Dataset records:

⟨

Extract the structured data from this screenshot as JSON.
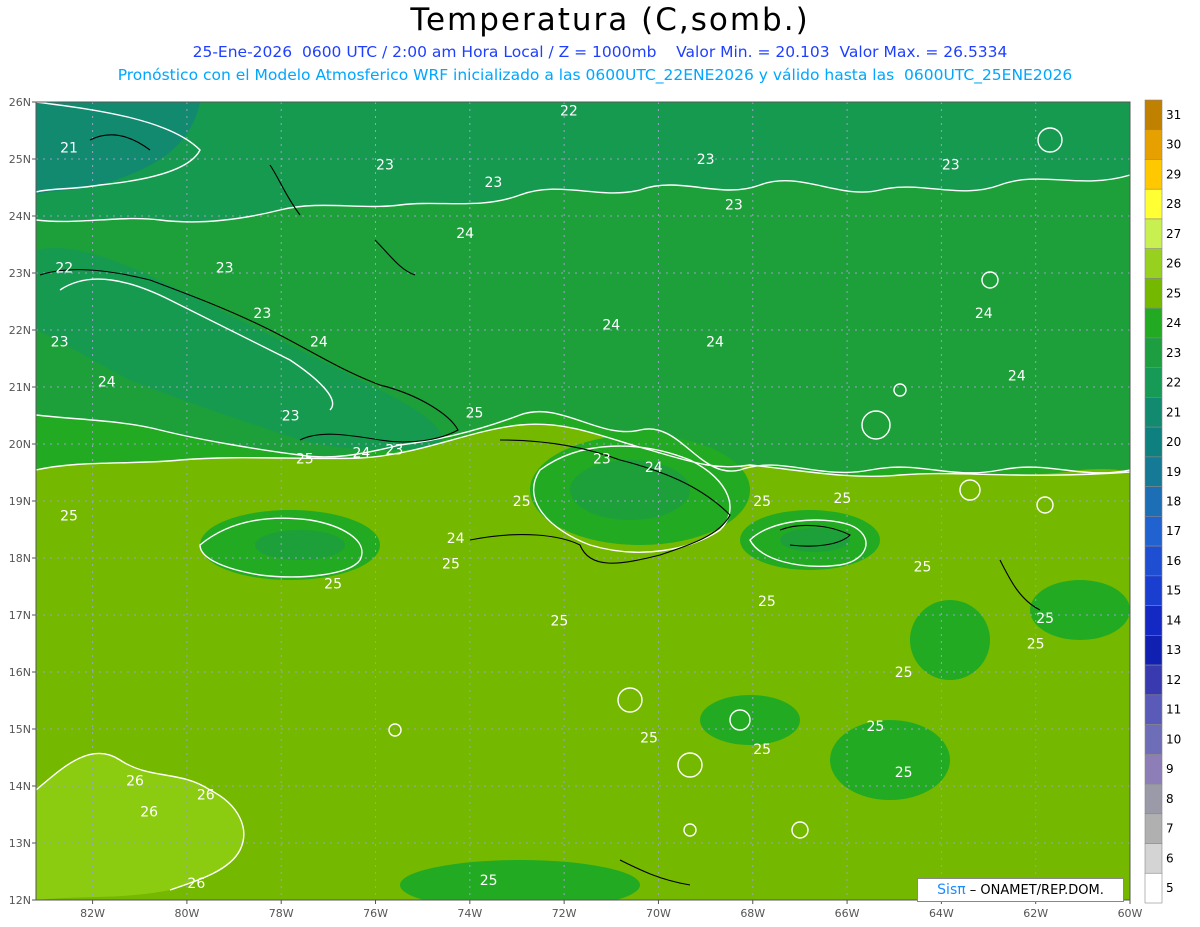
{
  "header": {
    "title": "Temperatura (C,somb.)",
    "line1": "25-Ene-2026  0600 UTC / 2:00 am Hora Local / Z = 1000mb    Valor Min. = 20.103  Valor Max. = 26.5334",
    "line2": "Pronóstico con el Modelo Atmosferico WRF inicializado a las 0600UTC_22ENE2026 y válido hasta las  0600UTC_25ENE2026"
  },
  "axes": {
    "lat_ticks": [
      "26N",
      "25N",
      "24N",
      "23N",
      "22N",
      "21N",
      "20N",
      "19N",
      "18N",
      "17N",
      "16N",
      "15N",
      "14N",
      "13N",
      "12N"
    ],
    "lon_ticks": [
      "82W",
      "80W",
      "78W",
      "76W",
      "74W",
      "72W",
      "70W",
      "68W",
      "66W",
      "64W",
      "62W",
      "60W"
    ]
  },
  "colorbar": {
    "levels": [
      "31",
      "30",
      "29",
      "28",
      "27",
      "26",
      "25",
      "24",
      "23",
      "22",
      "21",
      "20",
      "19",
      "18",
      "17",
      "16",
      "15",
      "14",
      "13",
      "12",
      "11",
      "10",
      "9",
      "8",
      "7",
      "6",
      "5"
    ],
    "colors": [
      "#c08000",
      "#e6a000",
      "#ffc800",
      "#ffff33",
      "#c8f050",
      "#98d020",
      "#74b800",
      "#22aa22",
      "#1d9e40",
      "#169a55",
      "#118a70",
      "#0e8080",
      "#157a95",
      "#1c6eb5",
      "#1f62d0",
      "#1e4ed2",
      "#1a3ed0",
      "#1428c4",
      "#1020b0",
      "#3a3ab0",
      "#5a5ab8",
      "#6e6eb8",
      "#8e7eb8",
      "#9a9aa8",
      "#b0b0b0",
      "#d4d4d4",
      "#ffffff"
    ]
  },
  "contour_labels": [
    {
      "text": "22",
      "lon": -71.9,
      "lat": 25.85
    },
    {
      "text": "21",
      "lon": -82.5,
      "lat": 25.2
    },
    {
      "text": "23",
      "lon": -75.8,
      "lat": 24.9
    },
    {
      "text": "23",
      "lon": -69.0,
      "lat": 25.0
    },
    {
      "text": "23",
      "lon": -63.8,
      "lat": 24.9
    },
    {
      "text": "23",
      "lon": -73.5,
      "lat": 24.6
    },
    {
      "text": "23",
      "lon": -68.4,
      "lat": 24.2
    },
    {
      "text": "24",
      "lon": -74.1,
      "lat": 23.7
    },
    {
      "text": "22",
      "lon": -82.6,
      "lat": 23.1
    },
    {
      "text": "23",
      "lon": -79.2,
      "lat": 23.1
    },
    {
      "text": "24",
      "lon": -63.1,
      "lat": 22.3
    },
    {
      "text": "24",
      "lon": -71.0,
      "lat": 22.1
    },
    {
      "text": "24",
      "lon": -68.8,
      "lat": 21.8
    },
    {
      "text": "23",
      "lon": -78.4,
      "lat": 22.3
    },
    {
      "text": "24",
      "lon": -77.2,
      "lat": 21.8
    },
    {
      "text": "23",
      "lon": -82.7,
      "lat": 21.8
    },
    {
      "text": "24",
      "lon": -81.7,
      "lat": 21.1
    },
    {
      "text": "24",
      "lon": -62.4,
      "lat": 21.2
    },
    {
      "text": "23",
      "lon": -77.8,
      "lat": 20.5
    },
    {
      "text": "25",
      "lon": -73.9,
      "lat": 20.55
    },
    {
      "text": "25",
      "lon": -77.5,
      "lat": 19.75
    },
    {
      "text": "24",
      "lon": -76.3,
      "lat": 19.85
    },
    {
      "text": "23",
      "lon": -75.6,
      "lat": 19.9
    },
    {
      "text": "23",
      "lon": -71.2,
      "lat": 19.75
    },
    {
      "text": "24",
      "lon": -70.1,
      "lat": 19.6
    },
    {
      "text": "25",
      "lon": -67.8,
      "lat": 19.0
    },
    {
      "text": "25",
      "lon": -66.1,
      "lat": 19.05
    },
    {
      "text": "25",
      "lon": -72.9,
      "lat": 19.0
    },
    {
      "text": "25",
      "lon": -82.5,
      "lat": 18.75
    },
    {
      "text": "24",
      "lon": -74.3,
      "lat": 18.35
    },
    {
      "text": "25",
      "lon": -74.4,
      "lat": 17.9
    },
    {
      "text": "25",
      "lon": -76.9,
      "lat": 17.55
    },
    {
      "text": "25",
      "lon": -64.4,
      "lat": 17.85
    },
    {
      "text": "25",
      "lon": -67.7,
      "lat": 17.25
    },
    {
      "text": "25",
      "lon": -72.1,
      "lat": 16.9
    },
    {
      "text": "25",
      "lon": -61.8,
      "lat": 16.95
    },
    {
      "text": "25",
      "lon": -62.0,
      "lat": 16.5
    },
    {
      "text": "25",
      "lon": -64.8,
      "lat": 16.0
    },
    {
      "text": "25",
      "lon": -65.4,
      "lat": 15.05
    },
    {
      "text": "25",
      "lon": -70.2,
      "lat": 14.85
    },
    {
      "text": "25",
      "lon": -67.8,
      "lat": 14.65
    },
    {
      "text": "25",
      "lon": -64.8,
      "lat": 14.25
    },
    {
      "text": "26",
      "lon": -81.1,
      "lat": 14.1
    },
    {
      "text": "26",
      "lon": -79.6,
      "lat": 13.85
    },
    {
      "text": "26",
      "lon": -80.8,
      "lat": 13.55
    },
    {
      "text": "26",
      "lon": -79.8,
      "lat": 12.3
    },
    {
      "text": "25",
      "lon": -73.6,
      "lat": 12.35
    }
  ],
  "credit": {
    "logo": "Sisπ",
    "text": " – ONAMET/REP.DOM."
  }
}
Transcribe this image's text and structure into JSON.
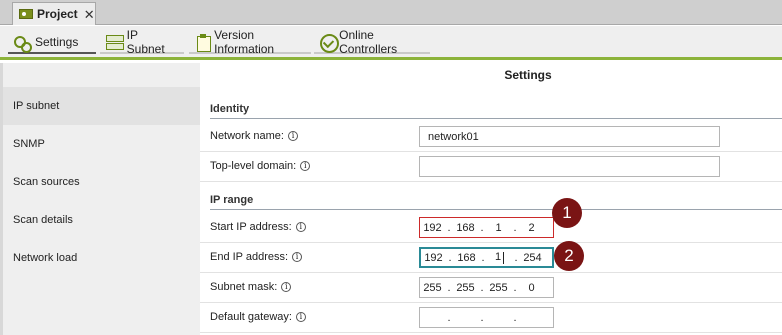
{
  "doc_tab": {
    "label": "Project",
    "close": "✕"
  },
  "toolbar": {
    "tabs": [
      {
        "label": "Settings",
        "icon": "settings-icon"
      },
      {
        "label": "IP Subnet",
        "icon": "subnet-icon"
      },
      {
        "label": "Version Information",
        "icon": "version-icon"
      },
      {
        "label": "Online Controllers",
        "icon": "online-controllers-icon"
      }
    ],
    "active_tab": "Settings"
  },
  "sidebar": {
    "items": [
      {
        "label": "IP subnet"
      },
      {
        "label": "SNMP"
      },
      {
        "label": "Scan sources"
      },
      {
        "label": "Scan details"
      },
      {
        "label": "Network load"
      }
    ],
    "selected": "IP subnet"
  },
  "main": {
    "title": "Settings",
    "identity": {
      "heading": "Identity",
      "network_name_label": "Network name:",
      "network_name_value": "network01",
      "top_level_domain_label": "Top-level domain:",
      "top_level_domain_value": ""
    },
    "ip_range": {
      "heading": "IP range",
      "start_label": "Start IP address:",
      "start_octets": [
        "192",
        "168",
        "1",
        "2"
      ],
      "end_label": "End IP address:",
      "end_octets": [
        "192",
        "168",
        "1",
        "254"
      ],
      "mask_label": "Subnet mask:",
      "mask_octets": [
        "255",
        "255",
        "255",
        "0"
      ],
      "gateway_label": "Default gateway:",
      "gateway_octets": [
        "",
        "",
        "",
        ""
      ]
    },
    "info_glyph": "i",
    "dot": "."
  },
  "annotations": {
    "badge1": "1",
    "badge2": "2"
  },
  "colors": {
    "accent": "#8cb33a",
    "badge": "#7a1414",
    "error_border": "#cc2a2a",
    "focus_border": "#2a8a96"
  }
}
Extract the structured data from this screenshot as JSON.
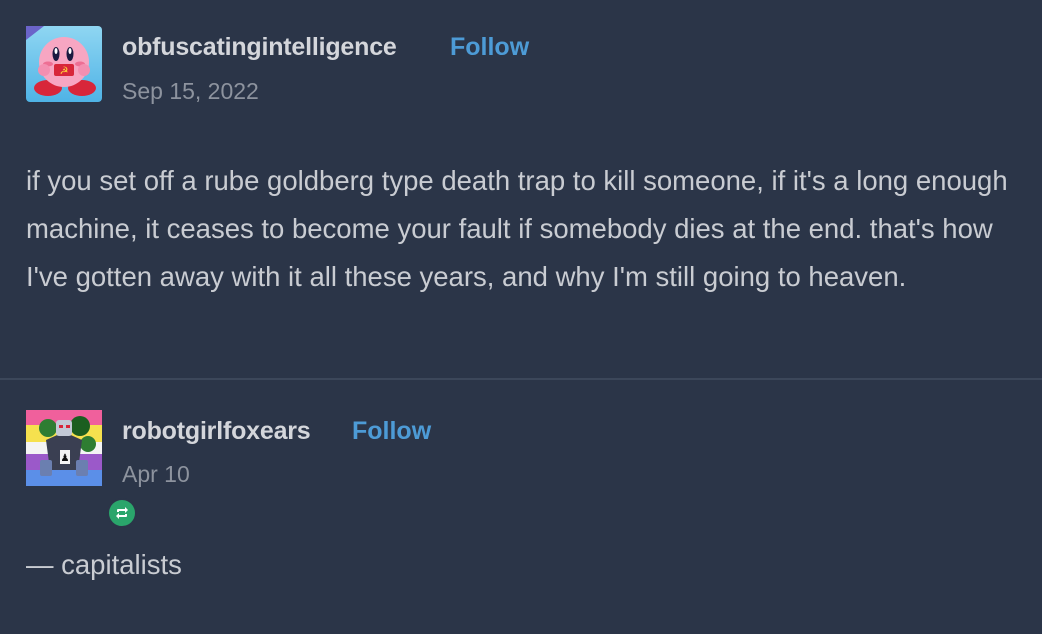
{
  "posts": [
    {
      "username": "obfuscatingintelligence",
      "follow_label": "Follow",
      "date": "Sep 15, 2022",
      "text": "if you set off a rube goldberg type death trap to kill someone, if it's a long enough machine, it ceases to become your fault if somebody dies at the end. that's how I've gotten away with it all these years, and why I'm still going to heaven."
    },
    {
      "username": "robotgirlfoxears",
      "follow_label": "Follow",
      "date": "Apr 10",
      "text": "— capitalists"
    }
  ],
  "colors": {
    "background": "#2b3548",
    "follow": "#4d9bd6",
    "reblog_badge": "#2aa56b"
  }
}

⟩

#### Stated exercise:
Collect each line containing the string "title".

#### Complete output:
    "title": "Temperatura (C,somb.)",
    "title": "Settings",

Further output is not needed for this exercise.